STATED GOAL:
Copy every line of the data that contains the string "ylabel".
GIVEN RECORDS start
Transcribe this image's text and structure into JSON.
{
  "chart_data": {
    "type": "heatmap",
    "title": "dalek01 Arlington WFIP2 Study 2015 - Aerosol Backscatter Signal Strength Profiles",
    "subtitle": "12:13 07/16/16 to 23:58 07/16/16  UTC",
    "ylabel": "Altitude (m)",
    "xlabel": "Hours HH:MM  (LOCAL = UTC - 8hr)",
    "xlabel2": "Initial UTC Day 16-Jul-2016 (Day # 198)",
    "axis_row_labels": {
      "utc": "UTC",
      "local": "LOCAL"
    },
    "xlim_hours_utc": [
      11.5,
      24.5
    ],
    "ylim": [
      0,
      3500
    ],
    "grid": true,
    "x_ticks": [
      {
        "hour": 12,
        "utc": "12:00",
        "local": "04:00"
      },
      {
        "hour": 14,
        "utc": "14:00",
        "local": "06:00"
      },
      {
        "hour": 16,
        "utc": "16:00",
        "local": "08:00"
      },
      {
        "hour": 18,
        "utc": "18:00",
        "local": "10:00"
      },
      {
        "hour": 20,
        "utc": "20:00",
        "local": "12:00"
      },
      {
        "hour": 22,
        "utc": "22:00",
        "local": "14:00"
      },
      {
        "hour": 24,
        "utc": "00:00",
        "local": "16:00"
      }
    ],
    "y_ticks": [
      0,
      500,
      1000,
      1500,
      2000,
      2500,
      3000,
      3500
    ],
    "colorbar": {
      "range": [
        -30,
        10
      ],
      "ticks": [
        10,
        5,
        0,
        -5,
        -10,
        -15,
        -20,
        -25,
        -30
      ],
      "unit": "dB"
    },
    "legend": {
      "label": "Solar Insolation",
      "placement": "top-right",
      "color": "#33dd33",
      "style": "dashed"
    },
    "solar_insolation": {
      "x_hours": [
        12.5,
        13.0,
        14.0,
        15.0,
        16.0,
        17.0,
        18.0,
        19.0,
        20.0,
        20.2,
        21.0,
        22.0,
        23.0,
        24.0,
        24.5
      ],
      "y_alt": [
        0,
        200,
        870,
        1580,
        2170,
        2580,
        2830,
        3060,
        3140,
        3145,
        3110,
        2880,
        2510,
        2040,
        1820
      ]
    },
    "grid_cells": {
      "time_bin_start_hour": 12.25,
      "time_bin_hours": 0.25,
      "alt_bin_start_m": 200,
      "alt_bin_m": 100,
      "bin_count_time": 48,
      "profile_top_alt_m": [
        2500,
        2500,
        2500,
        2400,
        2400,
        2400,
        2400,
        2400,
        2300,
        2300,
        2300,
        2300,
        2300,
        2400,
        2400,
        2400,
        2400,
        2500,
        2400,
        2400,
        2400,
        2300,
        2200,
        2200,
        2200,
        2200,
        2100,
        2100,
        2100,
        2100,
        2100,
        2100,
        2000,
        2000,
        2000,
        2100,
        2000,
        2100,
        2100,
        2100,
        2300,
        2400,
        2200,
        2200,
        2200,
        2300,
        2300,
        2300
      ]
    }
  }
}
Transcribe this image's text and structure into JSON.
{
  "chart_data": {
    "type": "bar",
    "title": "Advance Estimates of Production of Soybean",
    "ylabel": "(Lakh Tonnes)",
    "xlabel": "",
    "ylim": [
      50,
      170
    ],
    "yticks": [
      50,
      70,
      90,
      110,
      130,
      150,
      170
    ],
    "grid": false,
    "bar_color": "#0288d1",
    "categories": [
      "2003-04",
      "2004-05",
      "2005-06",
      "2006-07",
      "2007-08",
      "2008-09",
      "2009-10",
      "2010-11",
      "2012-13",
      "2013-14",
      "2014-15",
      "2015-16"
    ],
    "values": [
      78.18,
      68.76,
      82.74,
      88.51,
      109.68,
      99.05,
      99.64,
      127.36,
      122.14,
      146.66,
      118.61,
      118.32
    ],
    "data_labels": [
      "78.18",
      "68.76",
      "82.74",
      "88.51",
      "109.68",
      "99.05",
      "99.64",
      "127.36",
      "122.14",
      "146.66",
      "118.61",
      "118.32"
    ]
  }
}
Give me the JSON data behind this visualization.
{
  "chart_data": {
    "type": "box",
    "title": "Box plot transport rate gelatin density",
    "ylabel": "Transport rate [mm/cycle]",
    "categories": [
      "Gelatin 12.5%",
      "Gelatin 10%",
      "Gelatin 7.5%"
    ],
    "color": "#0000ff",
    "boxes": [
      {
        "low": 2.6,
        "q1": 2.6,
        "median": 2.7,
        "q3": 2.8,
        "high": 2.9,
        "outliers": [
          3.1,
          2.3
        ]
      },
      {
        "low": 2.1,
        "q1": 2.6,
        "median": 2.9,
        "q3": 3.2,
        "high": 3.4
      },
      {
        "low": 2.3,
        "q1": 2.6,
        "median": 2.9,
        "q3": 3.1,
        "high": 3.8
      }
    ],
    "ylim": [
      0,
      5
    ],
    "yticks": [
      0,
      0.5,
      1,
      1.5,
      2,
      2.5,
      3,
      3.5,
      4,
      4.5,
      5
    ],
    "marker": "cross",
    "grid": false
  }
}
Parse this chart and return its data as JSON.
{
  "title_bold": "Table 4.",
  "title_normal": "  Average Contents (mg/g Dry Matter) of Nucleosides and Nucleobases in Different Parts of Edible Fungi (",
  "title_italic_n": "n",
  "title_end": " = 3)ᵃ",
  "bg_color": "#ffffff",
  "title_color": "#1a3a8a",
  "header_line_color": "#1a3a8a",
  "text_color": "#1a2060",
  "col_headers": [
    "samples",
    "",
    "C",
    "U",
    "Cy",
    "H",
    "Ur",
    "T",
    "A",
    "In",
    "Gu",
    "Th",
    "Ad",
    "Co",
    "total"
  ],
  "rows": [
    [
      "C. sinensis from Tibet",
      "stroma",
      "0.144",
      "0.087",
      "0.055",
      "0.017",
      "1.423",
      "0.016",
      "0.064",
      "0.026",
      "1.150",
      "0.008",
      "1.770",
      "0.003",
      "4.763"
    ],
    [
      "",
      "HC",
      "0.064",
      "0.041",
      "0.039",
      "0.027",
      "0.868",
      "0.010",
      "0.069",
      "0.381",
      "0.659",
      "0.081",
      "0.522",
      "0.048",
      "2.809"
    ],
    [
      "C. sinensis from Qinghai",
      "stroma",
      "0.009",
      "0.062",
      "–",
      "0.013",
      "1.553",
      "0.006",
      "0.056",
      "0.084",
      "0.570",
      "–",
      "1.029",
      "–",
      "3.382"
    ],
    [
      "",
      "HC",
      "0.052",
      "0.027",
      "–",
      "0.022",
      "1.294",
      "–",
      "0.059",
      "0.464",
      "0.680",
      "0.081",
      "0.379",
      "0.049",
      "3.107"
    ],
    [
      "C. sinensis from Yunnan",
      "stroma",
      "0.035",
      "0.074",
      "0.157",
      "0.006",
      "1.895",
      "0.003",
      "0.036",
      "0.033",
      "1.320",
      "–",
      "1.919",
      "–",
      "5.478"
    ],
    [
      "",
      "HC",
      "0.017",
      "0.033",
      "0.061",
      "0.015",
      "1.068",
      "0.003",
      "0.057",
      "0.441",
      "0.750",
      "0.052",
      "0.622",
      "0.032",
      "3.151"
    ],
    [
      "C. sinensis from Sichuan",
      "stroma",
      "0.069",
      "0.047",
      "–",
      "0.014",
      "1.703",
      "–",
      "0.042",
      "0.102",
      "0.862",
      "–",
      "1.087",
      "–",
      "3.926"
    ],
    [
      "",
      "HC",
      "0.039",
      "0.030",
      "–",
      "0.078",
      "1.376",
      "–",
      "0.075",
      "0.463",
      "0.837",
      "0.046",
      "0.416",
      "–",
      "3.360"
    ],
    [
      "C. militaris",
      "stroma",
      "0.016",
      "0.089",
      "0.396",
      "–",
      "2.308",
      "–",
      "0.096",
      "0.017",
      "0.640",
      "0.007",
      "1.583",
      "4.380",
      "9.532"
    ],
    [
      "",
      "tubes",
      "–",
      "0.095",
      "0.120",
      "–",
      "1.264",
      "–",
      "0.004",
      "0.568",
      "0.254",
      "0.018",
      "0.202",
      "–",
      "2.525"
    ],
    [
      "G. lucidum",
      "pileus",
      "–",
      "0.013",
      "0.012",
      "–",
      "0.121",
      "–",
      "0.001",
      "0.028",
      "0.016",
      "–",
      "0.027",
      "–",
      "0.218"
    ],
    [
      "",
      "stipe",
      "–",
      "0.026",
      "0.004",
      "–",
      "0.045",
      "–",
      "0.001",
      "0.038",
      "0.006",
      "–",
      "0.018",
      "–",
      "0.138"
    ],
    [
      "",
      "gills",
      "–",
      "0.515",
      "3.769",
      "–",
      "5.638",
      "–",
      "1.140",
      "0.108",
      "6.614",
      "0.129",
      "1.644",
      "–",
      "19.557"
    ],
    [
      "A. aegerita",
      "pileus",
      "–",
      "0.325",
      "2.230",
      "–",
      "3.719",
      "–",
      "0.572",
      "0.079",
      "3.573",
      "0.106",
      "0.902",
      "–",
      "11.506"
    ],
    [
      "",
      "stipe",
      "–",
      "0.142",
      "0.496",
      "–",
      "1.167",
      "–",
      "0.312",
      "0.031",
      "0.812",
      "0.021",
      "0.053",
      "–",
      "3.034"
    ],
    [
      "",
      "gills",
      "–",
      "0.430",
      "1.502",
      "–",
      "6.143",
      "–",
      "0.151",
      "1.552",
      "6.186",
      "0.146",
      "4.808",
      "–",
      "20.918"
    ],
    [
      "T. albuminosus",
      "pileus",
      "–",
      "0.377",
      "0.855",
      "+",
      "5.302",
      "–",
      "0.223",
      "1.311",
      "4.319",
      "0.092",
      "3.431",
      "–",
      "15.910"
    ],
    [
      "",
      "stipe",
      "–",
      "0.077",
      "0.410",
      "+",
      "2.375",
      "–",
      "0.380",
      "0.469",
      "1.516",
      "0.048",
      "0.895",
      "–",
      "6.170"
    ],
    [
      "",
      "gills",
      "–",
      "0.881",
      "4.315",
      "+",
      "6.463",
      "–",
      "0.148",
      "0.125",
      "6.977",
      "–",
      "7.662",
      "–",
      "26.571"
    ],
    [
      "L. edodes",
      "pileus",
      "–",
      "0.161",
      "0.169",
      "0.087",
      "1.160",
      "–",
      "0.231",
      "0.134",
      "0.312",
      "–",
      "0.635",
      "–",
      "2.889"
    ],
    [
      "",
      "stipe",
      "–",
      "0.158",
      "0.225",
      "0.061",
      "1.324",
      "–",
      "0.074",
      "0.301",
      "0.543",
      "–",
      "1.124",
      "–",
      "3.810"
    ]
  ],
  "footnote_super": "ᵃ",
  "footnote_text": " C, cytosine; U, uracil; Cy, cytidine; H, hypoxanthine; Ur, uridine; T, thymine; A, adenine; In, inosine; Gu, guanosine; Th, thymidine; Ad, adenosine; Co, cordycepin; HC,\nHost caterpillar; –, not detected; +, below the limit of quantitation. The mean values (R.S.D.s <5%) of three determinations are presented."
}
GIVEN RECORDS end
SOLVED EXERCISE:
    "ylabel": "Altitude (m)",
    "ylabel": "(Lakh Tonnes)",
    "ylabel": "Transport rate [mm/cycle]",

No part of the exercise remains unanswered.